▶ _GIVEN EXERCISE_
Retype the records below exactly as they appear, but leave out any pictures.

— START ROWS —

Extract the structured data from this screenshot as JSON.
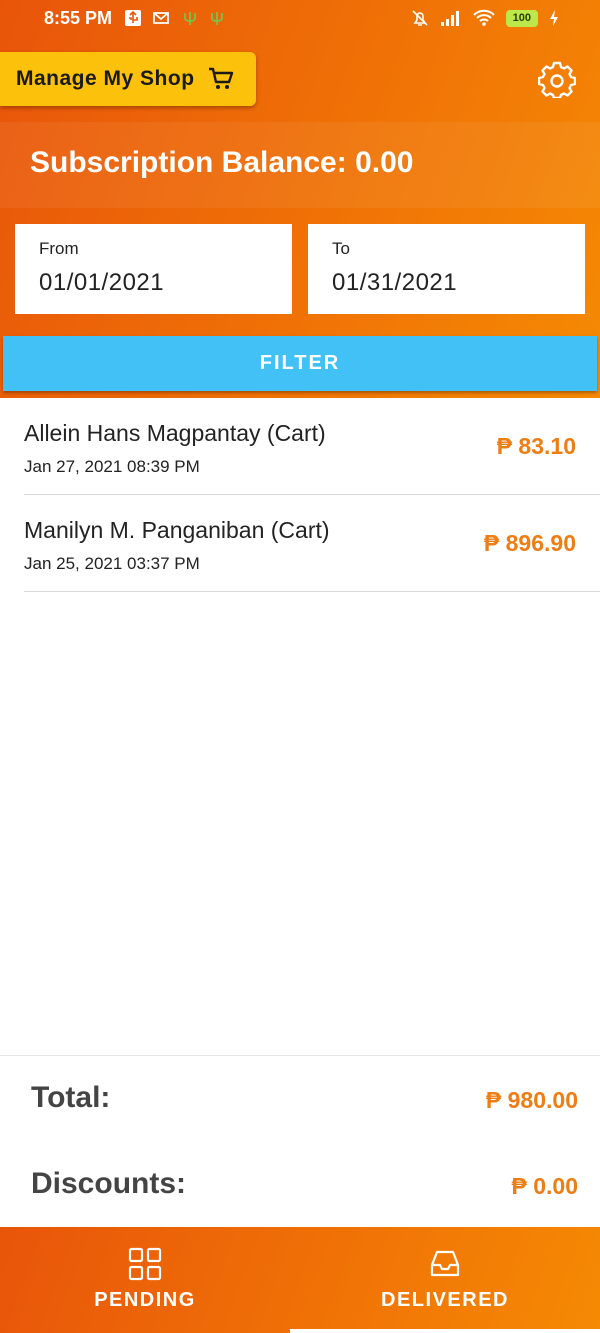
{
  "status_bar": {
    "time": "8:55 PM",
    "battery": "100"
  },
  "header": {
    "manage_label": "Manage My Shop"
  },
  "balance": {
    "text": "Subscription Balance: 0.00"
  },
  "filters": {
    "from_label": "From",
    "from_value": "01/01/2021",
    "to_label": "To",
    "to_value": "01/31/2021",
    "filter_label": "FILTER"
  },
  "orders": [
    {
      "name": "Allein Hans Magpantay (Cart)",
      "date": "Jan 27, 2021 08:39 PM",
      "amount": "₱ 83.10"
    },
    {
      "name": "Manilyn M. Panganiban (Cart)",
      "date": "Jan 25, 2021 03:37 PM",
      "amount": "₱ 896.90"
    }
  ],
  "totals": {
    "total_label": "Total:",
    "total_value": "₱ 980.00",
    "discounts_label": "Discounts:",
    "discounts_value": "₱ 0.00"
  },
  "nav": {
    "pending": "PENDING",
    "delivered": "DELIVERED",
    "active": "delivered"
  },
  "colors": {
    "brand_orange": "#f07206",
    "accent_yellow": "#fbc10b",
    "filter_blue": "#41c1f5",
    "amount_orange": "#ee7d14"
  }
}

— END ROWS —

▶ _RESULT FOR THIS TASK_
Extract the structured data from this screenshot as JSON.
{
  "status_bar": {
    "time": "8:55 PM",
    "battery": "100"
  },
  "header": {
    "manage_label": "Manage My Shop"
  },
  "balance": {
    "text": "Subscription Balance: 0.00"
  },
  "filters": {
    "from_label": "From",
    "from_value": "01/01/2021",
    "to_label": "To",
    "to_value": "01/31/2021",
    "filter_label": "FILTER"
  },
  "orders": [
    {
      "name": "Allein Hans Magpantay (Cart)",
      "date": "Jan 27, 2021 08:39 PM",
      "amount": "₱ 83.10"
    },
    {
      "name": "Manilyn M. Panganiban (Cart)",
      "date": "Jan 25, 2021 03:37 PM",
      "amount": "₱ 896.90"
    }
  ],
  "totals": {
    "total_label": "Total:",
    "total_value": "₱ 980.00",
    "discounts_label": "Discounts:",
    "discounts_value": "₱ 0.00"
  },
  "nav": {
    "pending": "PENDING",
    "delivered": "DELIVERED",
    "active": "delivered"
  },
  "colors": {
    "brand_orange": "#f07206",
    "accent_yellow": "#fbc10b",
    "filter_blue": "#41c1f5",
    "amount_orange": "#ee7d14"
  }
}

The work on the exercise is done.